What needs to be done: Transcribe the listing exactly, leaving out every picture.

Data provided:
====

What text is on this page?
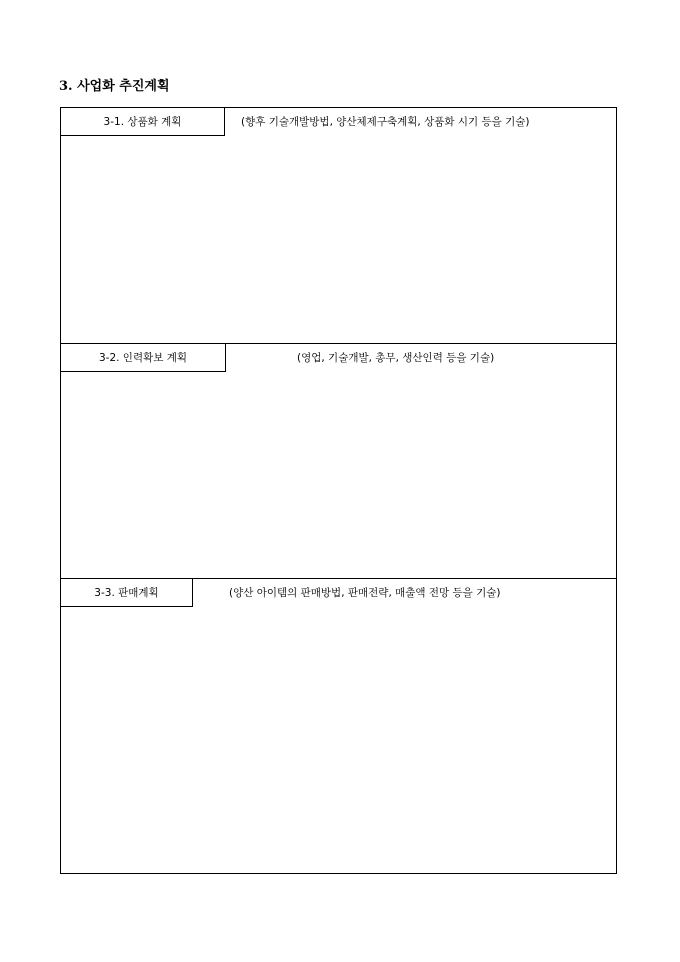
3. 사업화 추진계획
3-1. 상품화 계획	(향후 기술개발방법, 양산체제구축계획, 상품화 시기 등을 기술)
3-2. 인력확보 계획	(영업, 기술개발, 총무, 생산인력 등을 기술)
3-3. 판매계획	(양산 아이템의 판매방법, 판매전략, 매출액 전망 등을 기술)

====

Complete answer:
What text is on this page?
3. 사업화 추진계획
3-1. 상품화 계획	(향후 기술개발방법, 양산체제구축계획, 상품화 시기 등을 기술)
3-2. 인력확보 계획	(영업, 기술개발, 총무, 생산인력 등을 기술)
3-3. 판매계획	(양산 아이템의 판매방법, 판매전략, 매출액 전망 등을 기술)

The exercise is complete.